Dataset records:
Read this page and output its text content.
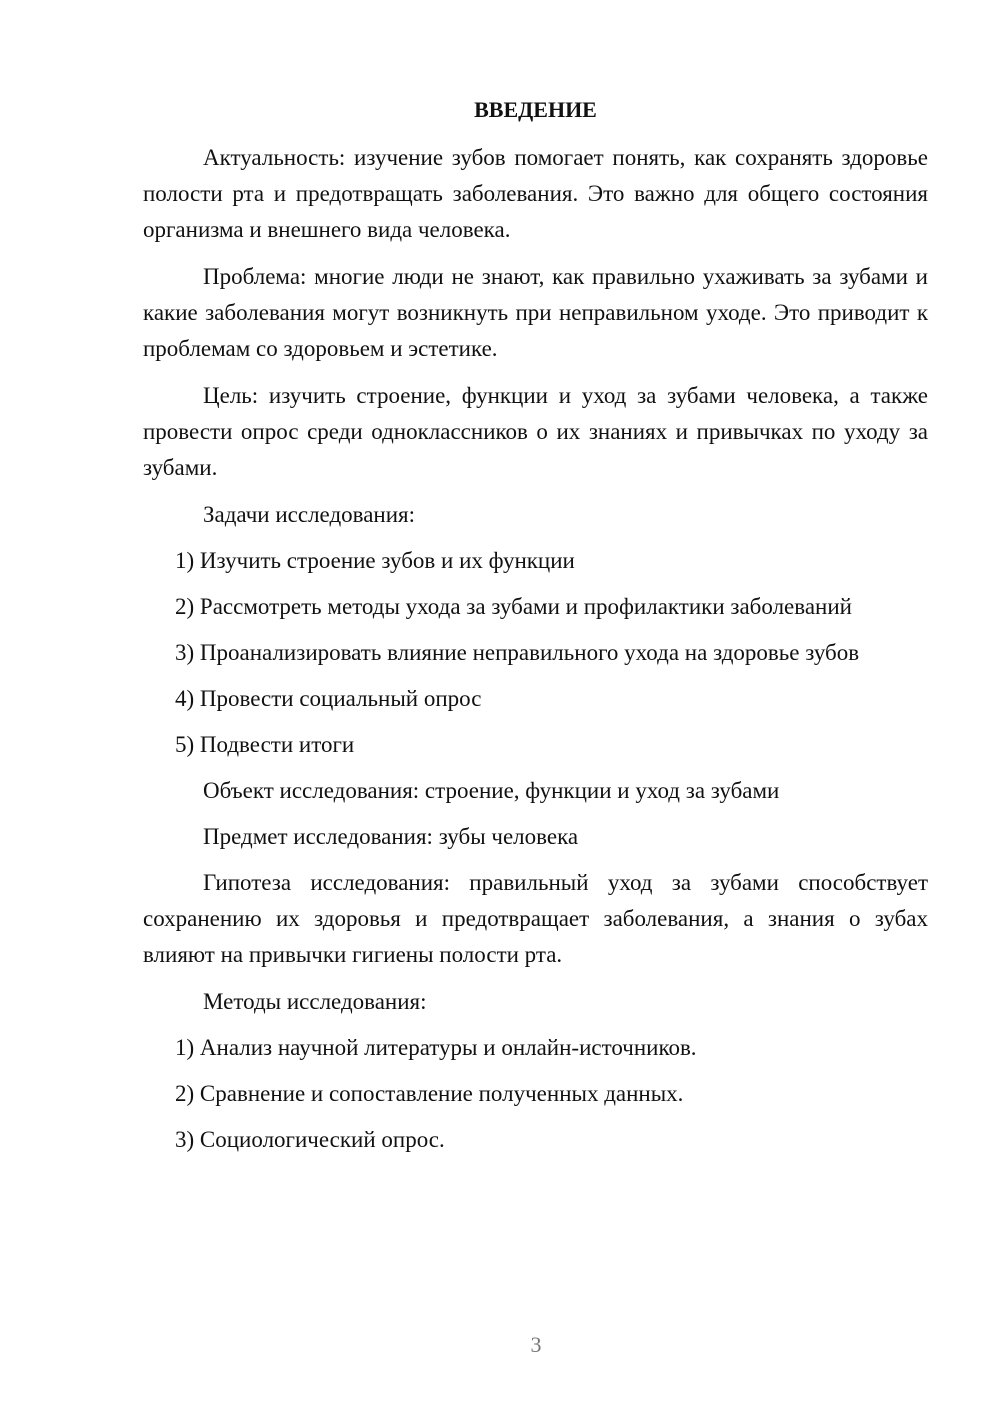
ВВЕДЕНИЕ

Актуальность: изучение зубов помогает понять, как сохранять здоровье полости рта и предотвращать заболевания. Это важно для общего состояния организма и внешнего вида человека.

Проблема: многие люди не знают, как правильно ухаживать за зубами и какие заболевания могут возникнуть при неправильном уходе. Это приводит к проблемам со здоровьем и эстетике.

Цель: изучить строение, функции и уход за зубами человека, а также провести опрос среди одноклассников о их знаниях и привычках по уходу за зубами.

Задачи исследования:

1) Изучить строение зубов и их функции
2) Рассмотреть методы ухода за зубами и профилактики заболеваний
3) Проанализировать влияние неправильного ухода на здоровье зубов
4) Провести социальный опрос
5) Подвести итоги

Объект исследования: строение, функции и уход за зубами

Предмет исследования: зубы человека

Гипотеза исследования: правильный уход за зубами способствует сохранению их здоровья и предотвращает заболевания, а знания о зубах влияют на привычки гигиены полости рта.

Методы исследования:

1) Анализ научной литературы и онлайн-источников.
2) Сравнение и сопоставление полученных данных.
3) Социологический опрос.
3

### [Do this]
Please write out all the data again word for word, but not the pictures.

### [Solution]
Read this page and output its text content.
ВВЕДЕНИЕ

Актуальность: изучение зубов помогает понять, как сохранять здоровье полости рта и предотвращать заболевания. Это важно для общего состояния организма и внешнего вида человека.

Проблема: многие люди не знают, как правильно ухаживать за зубами и какие заболевания могут возникнуть при неправильном уходе. Это приводит к проблемам со здоровьем и эстетике.

Цель: изучить строение, функции и уход за зубами человека, а также провести опрос среди одноклассников о их знаниях и привычках по уходу за зубами.

Задачи исследования:

1) Изучить строение зубов и их функции
2) Рассмотреть методы ухода за зубами и профилактики заболеваний
3) Проанализировать влияние неправильного ухода на здоровье зубов
4) Провести социальный опрос
5) Подвести итоги

Объект исследования: строение, функции и уход за зубами

Предмет исследования: зубы человека

Гипотеза исследования: правильный уход за зубами способствует сохранению их здоровья и предотвращает заболевания, а знания о зубах влияют на привычки гигиены полости рта.

Методы исследования:

1) Анализ научной литературы и онлайн-источников.
2) Сравнение и сопоставление полученных данных.
3) Социологический опрос.
3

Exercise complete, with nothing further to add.